* **Request**:
Return every line of the records below verbatim, with no pictures in the copy.

* **Given data**:
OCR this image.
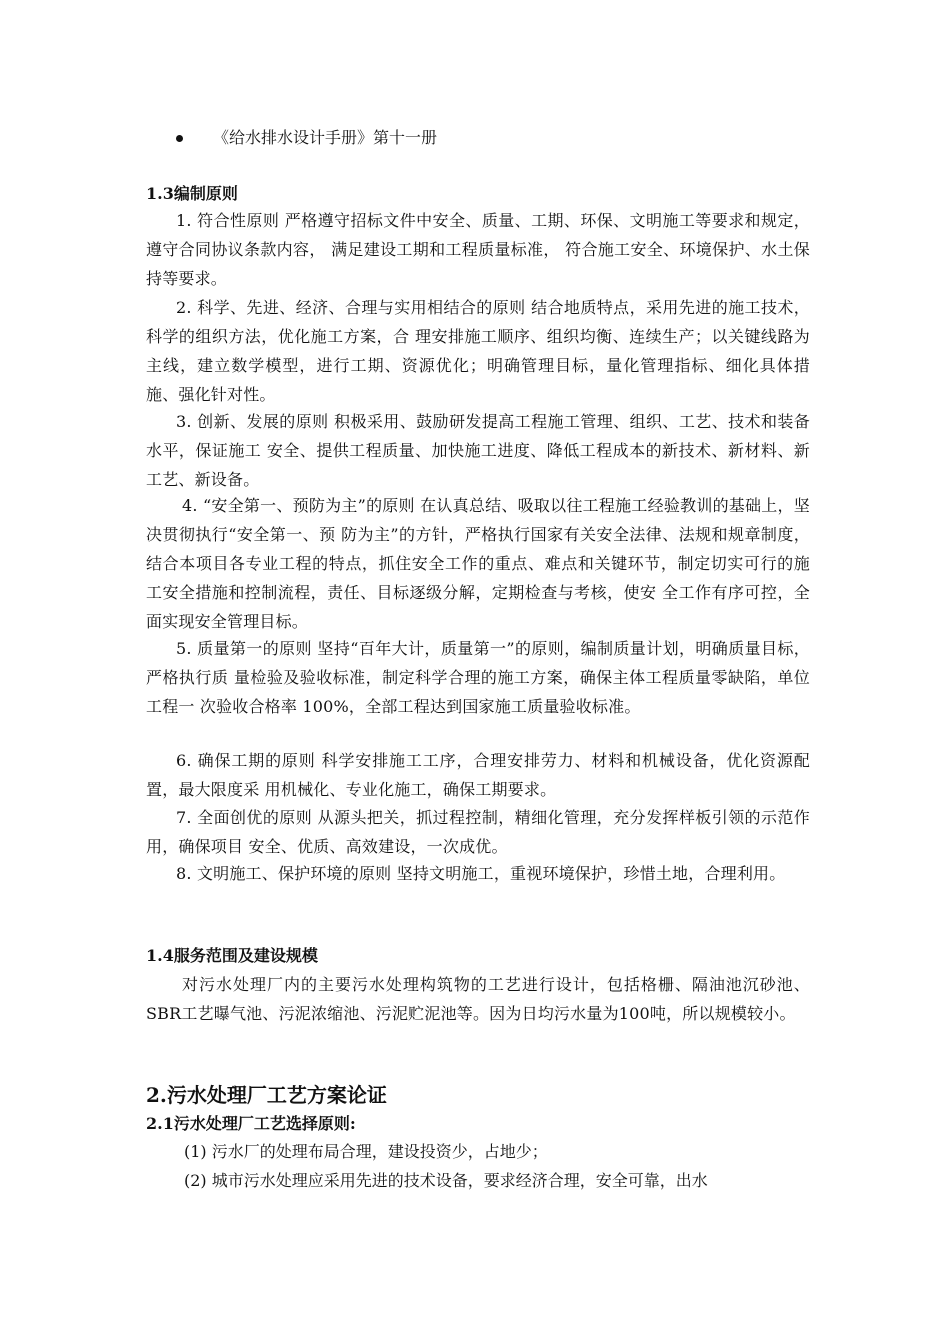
《给水排水设计手册》第十一册
1.3编制原则
1. 符合性原则 严格遵守招标文件中安全、质量、工期、环保、文明施工等要求和规定，遵守合同协议条款内容， 满足建设工期和工程质量标准， 符合施工安全、环境保护、水土保持等要求。
2. 科学、先进、经济、合理与实用相结合的原则 结合地质特点，采用先进的施工技术，科学的组织方法，优化施工方案，合 理安排施工顺序、组织均衡、连续生产；以关键线路为主线，建立数学模型，进行工期、资源优化；明确管理目标，量化管理指标、细化具体措施、强化针对性。
3. 创新、发展的原则 积极采用、鼓励研发提高工程施工管理、组织、工艺、技术和装备水平，保证施工 安全、提供工程质量、加快施工进度、降低工程成本的新技术、新材料、新工艺、新设备。
4. “安全第一、预防为主”的原则 在认真总结、吸取以往工程施工经验教训的基础上，坚决贯彻执行“安全第一、预 防为主”的方针，严格执行国家有关安全法律、法规和规章制度，结合本项目各专业工程的特点，抓住安全工作的重点、难点和关键环节，制定切实可行的施工安全措施和控制流程，责任、目标逐级分解，定期检查与考核，使安 全工作有序可控，全面实现安全管理目标。
5. 质量第一的原则 坚持“百年大计，质量第一”的原则，编制质量计划，明确质量目标，严格执行质 量检验及验收标准，制定科学合理的施工方案，确保主体工程质量零缺陷，单位工程一 次验收合格率 100%，全部工程达到国家施工质量验收标准。
6. 确保工期的原则 科学安排施工工序，合理安排劳力、材料和机械设备，优化资源配置，最大限度采 用机械化、专业化施工，确保工期要求。
7. 全面创优的原则 从源头把关，抓过程控制，精细化管理，充分发挥样板引领的示范作用，确保项目 安全、优质、高效建设，一次成优。
8. 文明施工、保护环境的原则 坚持文明施工，重视环境保护，珍惜土地，合理利用。
1.4服务范围及建设规模
对污水处理厂内的主要污水处理构筑物的工艺进行设计，包括格栅、隔油池沉砂池、SBR工艺曝气池、污泥浓缩池、污泥贮泥池等。因为日均污水量为100吨，所以规模较小。
2.污水处理厂工艺方案论证
2.1污水处理厂工艺选择原则:
(1) 污水厂的处理布局合理，建设投资少，占地少；
(2) 城市污水处理应采用先进的技术设备，要求经济合理，安全可靠，出水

* **Exercise answer**:
OCR this image.
《给水排水设计手册》第十一册
1.3编制原则
1. 符合性原则 严格遵守招标文件中安全、质量、工期、环保、文明施工等要求和规定，遵守合同协议条款内容， 满足建设工期和工程质量标准， 符合施工安全、环境保护、水土保持等要求。
2. 科学、先进、经济、合理与实用相结合的原则 结合地质特点，采用先进的施工技术，科学的组织方法，优化施工方案，合 理安排施工顺序、组织均衡、连续生产；以关键线路为主线，建立数学模型，进行工期、资源优化；明确管理目标，量化管理指标、细化具体措施、强化针对性。
3. 创新、发展的原则 积极采用、鼓励研发提高工程施工管理、组织、工艺、技术和装备水平，保证施工 安全、提供工程质量、加快施工进度、降低工程成本的新技术、新材料、新工艺、新设备。
4. “安全第一、预防为主”的原则 在认真总结、吸取以往工程施工经验教训的基础上，坚决贯彻执行“安全第一、预 防为主”的方针，严格执行国家有关安全法律、法规和规章制度，结合本项目各专业工程的特点，抓住安全工作的重点、难点和关键环节，制定切实可行的施工安全措施和控制流程，责任、目标逐级分解，定期检查与考核，使安 全工作有序可控，全面实现安全管理目标。
5. 质量第一的原则 坚持“百年大计，质量第一”的原则，编制质量计划，明确质量目标，严格执行质 量检验及验收标准，制定科学合理的施工方案，确保主体工程质量零缺陷，单位工程一 次验收合格率 100%，全部工程达到国家施工质量验收标准。
6. 确保工期的原则 科学安排施工工序，合理安排劳力、材料和机械设备，优化资源配置，最大限度采 用机械化、专业化施工，确保工期要求。
7. 全面创优的原则 从源头把关，抓过程控制，精细化管理，充分发挥样板引领的示范作用，确保项目 安全、优质、高效建设，一次成优。
8. 文明施工、保护环境的原则 坚持文明施工，重视环境保护，珍惜土地，合理利用。
1.4服务范围及建设规模
对污水处理厂内的主要污水处理构筑物的工艺进行设计，包括格栅、隔油池沉砂池、SBR工艺曝气池、污泥浓缩池、污泥贮泥池等。因为日均污水量为100吨，所以规模较小。
2.污水处理厂工艺方案论证
2.1污水处理厂工艺选择原则:
(1) 污水厂的处理布局合理，建设投资少，占地少；
(2) 城市污水处理应采用先进的技术设备，要求经济合理，安全可靠，出水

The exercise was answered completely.